**WHAT YOU NEED TO DO:** Extract each line bearing the word "text".

**PROVIDED MATERIAL:**

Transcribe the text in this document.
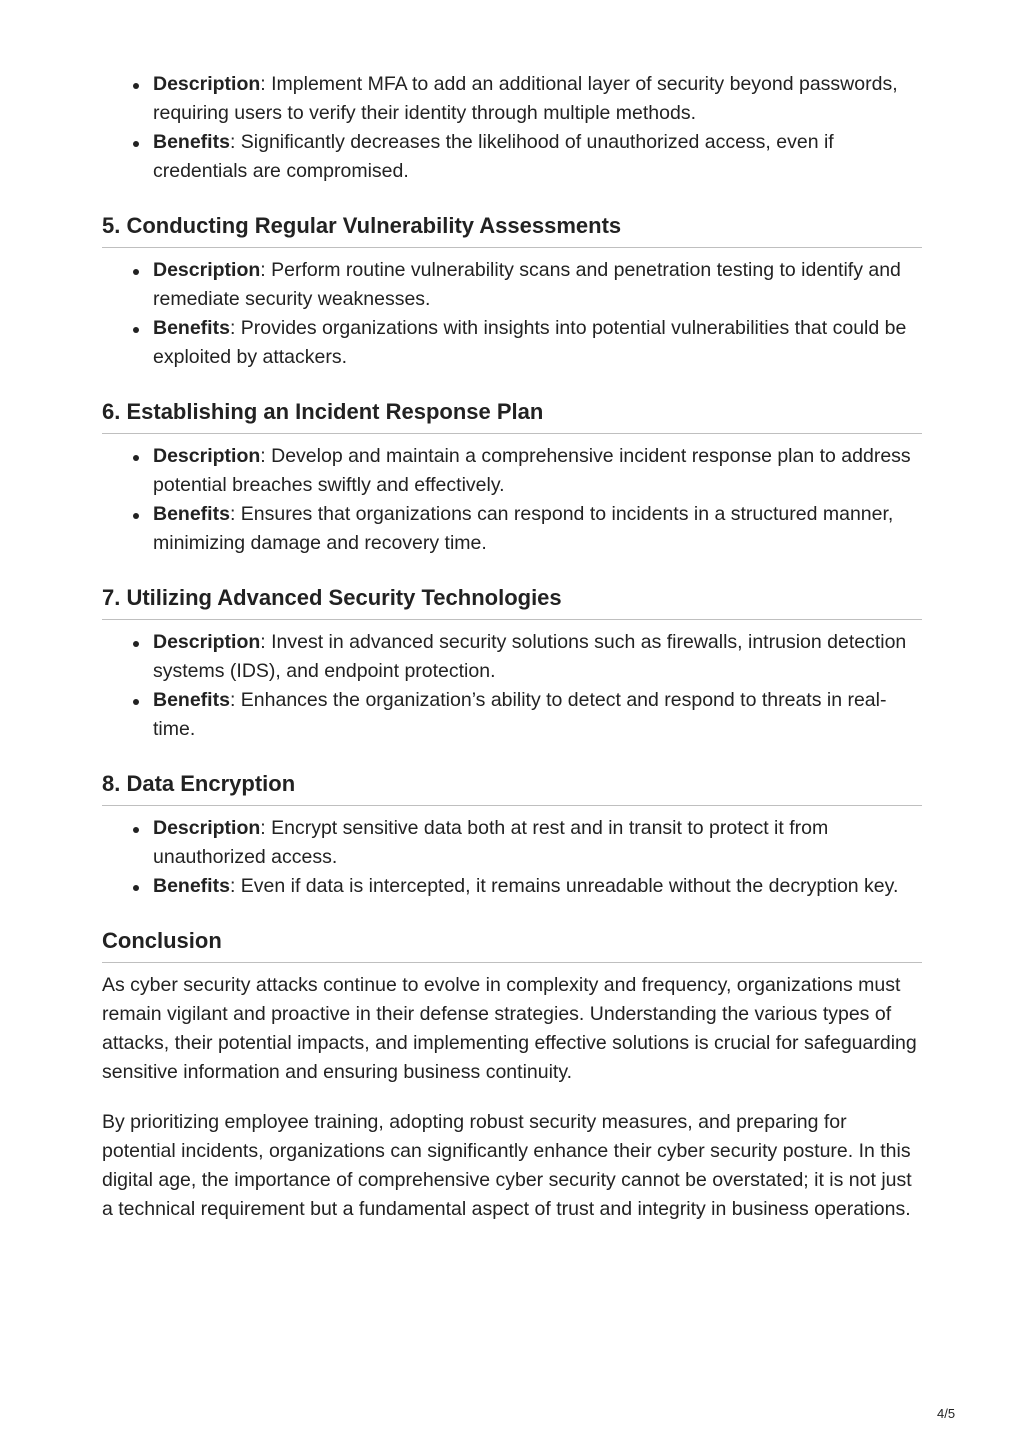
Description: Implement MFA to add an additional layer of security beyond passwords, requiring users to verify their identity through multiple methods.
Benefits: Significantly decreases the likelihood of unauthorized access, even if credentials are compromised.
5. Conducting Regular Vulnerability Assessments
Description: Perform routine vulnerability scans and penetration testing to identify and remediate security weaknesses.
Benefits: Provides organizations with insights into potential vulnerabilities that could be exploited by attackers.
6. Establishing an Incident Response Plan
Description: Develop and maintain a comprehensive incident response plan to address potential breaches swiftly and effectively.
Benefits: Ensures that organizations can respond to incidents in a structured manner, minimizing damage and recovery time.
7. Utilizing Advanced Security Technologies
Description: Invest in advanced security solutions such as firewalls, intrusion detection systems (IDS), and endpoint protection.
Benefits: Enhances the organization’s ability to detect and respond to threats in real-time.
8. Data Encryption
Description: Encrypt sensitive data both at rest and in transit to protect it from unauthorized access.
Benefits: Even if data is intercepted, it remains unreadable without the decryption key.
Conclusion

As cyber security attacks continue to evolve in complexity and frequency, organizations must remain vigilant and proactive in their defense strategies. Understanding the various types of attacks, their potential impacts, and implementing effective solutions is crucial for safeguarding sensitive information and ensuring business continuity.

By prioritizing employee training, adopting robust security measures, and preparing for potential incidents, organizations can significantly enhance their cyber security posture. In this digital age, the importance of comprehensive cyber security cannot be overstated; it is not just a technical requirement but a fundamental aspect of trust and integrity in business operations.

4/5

--

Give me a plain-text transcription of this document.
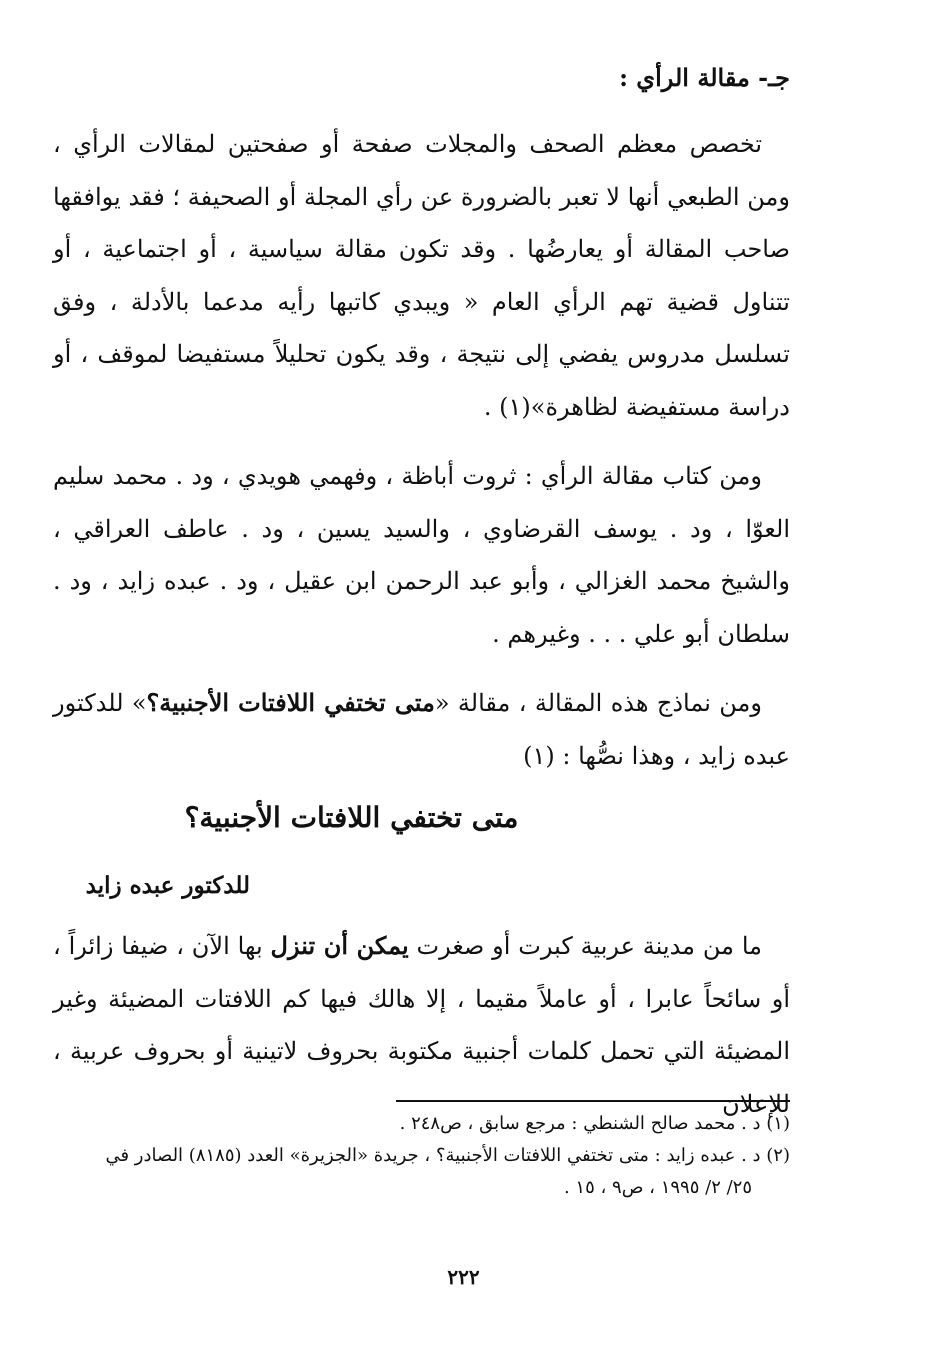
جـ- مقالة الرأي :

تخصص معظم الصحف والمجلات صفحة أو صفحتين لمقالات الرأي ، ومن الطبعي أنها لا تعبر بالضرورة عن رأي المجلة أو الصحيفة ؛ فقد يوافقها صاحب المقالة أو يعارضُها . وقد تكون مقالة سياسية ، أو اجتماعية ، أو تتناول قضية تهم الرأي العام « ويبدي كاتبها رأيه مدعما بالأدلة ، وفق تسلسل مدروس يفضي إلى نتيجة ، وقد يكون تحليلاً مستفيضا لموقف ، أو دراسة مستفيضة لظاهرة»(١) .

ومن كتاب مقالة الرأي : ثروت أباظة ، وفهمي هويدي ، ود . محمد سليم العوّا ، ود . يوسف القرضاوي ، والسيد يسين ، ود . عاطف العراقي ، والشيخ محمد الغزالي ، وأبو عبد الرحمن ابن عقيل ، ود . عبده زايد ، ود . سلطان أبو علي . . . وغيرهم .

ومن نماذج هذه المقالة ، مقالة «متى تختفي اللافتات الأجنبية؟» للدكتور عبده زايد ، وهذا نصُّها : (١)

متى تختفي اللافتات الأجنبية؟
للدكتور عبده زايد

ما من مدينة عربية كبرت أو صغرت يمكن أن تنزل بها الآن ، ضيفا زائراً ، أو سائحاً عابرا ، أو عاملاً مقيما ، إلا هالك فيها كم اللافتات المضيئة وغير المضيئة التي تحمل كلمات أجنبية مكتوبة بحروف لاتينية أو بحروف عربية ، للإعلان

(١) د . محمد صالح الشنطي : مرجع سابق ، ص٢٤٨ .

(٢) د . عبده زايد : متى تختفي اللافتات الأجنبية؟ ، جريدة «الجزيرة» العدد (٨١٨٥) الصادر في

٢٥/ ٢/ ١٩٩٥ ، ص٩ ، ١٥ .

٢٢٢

==

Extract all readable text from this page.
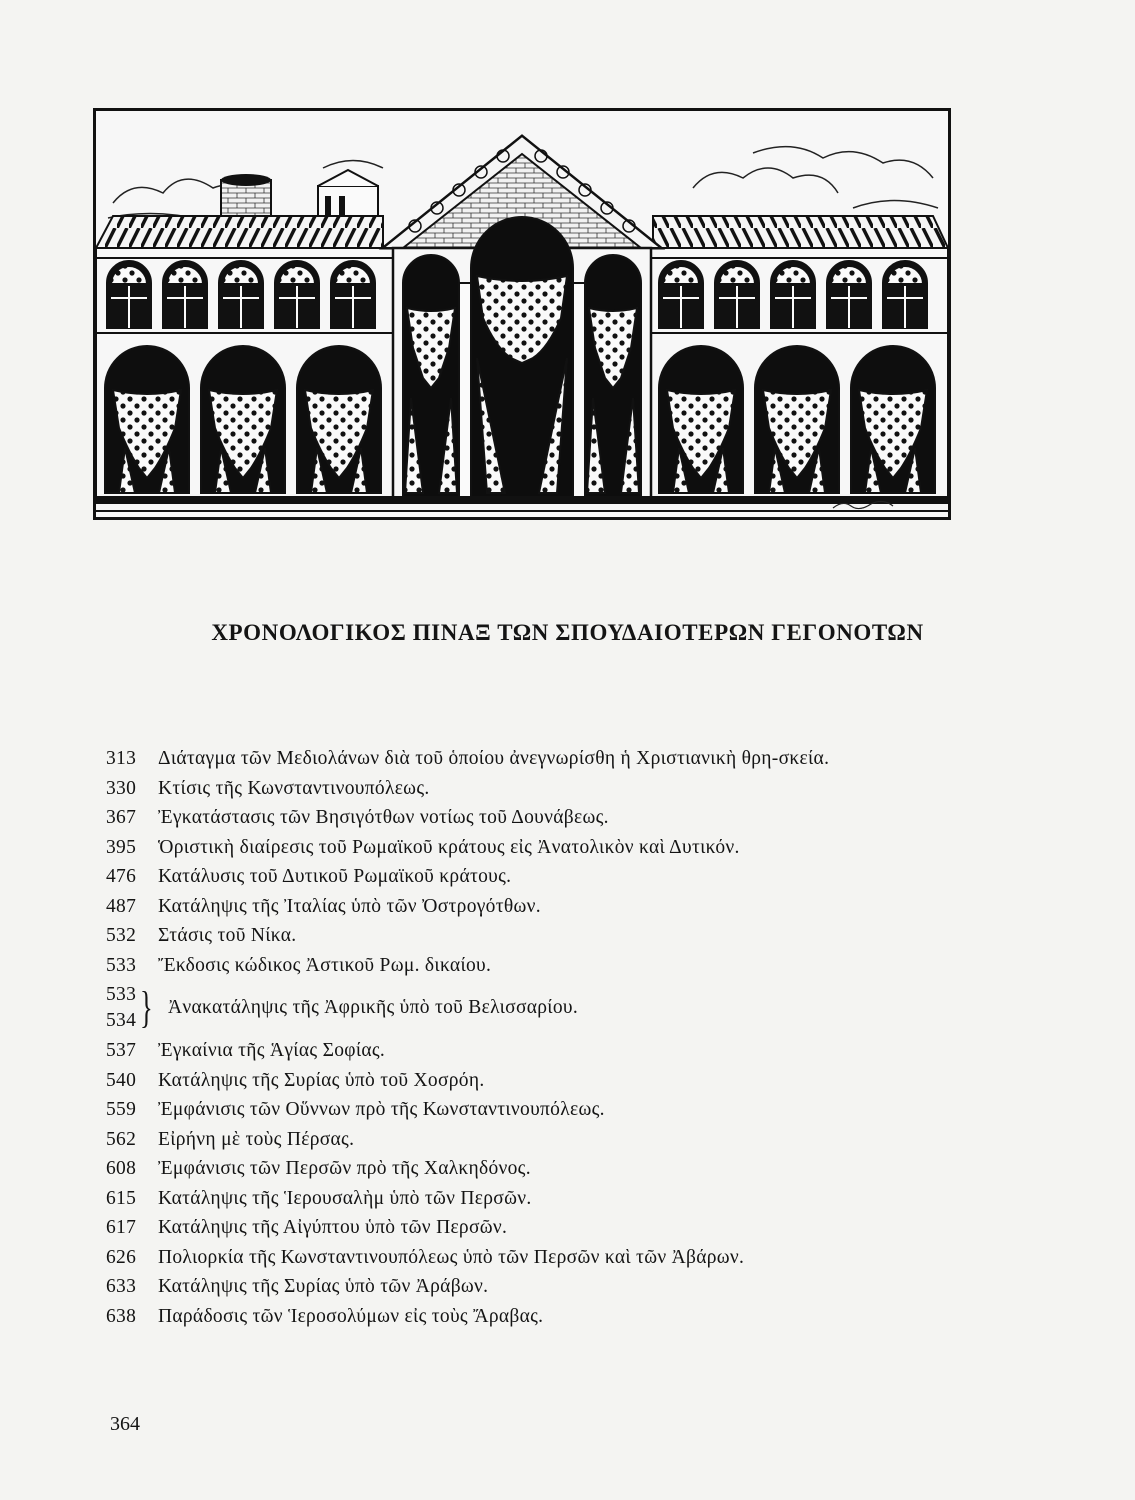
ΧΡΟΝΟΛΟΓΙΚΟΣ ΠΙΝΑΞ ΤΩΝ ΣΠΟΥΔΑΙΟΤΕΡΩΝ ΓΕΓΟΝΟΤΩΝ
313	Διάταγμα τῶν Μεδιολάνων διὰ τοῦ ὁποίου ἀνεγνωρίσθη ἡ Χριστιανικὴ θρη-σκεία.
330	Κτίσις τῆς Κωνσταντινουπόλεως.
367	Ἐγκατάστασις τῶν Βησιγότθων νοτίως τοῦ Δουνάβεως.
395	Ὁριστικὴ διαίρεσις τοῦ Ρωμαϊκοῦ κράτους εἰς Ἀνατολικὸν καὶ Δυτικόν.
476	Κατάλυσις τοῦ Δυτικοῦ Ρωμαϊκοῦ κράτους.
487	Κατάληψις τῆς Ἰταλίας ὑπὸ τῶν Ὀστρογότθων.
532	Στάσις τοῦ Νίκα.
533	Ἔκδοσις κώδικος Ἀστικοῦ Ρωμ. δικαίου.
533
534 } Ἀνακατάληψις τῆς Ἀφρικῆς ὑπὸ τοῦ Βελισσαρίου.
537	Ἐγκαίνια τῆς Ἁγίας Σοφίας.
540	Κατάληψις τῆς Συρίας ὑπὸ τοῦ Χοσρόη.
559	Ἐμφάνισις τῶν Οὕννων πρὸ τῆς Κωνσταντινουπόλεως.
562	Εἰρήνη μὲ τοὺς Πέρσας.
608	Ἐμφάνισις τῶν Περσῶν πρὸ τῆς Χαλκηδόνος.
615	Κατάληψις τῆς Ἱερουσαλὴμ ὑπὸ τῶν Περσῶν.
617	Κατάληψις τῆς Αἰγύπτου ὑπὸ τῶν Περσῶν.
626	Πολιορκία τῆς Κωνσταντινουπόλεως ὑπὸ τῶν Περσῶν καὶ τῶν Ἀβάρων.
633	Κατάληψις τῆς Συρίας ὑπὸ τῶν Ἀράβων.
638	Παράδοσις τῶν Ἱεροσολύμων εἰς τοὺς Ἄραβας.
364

**ANSWER IN FULL:**
Transcribe the text in this document.
Give me a plain-text transcription of this document.
Extract all readable text from this page.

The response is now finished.